▸ **Prompt**: Look for the string "olive" and copy every line that has it.

###

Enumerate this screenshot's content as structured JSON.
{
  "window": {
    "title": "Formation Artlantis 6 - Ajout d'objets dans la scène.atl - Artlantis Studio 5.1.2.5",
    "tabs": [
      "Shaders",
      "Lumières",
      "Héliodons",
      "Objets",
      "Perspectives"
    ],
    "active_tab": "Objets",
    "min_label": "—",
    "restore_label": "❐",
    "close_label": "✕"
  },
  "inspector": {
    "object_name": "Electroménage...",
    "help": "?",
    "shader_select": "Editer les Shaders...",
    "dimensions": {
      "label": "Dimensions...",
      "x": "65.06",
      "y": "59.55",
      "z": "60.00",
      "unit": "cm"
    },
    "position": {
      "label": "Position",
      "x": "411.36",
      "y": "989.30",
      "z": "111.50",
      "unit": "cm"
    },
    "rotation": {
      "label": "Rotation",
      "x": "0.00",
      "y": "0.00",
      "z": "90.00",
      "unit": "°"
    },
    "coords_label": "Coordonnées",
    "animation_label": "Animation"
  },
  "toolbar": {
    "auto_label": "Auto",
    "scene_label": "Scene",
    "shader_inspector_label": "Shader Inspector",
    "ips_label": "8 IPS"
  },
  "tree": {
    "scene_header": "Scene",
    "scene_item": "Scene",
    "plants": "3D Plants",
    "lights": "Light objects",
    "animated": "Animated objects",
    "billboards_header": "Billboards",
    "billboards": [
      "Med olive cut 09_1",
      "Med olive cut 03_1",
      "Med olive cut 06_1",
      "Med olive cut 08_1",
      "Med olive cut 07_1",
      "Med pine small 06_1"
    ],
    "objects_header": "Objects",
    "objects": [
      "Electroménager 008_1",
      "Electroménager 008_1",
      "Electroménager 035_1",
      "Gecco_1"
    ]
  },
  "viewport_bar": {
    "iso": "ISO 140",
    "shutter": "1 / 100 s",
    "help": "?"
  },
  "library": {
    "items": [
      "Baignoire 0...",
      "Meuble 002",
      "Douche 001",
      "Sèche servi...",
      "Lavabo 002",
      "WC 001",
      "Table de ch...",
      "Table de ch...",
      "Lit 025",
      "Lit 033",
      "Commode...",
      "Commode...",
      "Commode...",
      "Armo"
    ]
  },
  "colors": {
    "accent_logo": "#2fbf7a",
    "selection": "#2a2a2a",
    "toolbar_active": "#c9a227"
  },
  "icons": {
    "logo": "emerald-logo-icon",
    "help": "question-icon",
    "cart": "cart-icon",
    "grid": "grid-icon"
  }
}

###

▸ **Expected answer**:
      "Med olive cut 09_1",
      "Med olive cut 03_1",
      "Med olive cut 06_1",
      "Med olive cut 08_1",
      "Med olive cut 07_1",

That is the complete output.